>> begin

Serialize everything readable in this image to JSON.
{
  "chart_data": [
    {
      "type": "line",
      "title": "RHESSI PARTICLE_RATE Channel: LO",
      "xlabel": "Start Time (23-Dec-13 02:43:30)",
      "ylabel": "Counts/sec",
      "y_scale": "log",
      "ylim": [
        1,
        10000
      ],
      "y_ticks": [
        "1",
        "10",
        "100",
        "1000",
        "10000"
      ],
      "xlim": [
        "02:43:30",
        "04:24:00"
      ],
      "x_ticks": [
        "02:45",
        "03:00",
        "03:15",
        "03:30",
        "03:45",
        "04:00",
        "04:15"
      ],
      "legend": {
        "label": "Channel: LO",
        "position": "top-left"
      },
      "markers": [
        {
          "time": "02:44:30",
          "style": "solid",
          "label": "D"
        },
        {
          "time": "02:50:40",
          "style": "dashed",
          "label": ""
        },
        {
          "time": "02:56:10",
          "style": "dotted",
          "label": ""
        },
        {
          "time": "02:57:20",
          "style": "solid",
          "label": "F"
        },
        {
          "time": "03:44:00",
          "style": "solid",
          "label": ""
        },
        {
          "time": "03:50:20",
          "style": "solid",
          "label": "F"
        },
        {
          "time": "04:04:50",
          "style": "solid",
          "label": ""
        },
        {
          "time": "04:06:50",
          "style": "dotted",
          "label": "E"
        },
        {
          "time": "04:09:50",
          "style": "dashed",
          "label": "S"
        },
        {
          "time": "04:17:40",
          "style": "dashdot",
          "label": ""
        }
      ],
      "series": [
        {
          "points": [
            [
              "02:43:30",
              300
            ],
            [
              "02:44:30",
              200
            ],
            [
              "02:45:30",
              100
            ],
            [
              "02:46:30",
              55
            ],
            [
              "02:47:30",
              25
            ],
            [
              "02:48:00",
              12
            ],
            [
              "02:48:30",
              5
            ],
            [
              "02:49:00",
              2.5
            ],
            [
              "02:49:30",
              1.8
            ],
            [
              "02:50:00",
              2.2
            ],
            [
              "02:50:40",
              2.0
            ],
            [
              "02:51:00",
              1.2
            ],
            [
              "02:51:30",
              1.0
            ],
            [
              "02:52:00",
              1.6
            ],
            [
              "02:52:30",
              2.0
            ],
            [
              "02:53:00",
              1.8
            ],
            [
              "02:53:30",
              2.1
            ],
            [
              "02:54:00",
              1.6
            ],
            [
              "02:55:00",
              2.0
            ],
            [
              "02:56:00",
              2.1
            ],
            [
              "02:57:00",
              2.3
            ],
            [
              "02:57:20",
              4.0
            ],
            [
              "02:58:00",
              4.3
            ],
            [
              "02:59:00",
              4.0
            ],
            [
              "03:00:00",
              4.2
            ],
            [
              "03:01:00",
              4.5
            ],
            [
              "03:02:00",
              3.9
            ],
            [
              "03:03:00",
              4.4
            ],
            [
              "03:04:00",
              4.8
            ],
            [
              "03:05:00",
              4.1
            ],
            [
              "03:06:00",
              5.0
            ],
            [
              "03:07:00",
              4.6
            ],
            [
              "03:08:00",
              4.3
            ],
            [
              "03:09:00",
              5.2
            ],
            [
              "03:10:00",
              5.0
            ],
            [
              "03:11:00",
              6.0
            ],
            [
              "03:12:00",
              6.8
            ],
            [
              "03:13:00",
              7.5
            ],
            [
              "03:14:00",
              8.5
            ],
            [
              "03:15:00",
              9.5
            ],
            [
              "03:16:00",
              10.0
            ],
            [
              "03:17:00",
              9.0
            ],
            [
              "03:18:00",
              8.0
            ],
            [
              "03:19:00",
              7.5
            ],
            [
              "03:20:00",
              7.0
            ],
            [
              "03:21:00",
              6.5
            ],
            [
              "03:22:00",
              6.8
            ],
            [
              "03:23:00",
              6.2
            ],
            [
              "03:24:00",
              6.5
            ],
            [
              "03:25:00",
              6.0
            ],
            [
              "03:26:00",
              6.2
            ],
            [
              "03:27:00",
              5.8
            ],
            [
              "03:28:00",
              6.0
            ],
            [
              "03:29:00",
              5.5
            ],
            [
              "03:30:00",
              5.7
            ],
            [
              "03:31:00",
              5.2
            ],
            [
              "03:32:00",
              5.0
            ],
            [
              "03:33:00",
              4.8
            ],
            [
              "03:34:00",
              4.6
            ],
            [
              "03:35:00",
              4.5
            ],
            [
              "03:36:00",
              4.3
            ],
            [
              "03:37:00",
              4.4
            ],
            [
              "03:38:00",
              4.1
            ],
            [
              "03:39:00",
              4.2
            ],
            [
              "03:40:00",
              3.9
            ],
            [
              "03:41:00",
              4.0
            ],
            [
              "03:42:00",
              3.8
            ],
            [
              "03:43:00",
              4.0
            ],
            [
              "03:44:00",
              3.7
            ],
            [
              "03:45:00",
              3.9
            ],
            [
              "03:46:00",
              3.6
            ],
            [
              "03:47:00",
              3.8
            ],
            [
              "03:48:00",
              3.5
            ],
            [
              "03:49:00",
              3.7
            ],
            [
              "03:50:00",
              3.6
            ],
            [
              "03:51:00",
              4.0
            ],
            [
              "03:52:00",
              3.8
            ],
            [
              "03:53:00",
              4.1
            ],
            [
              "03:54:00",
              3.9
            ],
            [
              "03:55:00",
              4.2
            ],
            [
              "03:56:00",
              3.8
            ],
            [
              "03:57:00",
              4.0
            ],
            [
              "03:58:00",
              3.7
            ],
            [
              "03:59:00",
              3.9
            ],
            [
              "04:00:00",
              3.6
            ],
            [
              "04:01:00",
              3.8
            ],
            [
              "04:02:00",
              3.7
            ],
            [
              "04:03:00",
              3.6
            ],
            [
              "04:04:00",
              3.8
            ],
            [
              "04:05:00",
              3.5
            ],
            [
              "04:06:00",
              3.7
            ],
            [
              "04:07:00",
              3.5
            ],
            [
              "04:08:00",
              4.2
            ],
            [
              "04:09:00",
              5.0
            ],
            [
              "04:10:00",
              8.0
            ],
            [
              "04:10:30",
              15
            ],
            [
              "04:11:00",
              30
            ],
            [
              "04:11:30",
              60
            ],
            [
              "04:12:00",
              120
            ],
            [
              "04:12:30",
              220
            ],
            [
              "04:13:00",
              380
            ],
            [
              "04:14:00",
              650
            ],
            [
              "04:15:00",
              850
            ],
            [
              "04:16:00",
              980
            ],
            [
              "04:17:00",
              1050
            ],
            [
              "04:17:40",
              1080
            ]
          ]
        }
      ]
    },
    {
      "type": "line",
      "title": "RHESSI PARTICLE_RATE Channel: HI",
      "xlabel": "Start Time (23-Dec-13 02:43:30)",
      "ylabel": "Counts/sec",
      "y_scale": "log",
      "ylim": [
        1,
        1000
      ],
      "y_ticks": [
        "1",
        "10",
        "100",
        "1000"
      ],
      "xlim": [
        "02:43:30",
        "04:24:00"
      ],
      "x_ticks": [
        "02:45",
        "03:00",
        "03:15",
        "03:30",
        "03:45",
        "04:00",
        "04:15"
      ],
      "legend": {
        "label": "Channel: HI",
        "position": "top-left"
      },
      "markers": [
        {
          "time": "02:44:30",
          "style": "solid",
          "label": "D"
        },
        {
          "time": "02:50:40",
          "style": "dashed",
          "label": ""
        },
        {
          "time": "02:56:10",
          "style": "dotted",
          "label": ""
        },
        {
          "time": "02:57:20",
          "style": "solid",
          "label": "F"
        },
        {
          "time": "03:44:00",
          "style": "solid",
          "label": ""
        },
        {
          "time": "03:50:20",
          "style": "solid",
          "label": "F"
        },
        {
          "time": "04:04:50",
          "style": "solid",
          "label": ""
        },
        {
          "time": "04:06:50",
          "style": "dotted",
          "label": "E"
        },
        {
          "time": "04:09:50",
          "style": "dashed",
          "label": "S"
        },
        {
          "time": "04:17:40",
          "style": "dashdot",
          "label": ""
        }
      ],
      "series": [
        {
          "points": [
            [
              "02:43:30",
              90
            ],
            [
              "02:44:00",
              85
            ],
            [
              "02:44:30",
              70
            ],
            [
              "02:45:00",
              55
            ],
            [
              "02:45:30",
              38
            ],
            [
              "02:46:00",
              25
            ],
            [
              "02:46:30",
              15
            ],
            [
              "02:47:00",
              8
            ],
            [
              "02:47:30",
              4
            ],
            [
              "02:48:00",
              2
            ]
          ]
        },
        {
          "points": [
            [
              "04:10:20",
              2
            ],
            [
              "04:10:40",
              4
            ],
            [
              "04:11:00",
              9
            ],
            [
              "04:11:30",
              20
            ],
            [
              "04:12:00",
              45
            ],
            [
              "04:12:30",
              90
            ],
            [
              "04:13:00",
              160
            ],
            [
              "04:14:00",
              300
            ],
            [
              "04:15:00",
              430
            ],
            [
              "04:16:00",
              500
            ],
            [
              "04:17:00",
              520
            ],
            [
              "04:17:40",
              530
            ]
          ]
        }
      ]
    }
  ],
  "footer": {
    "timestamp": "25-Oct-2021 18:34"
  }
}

>> end

• [Exercise]
State the count of lines above containing the string "RHESSI", and add nothing to it.

• [Finished answer]
2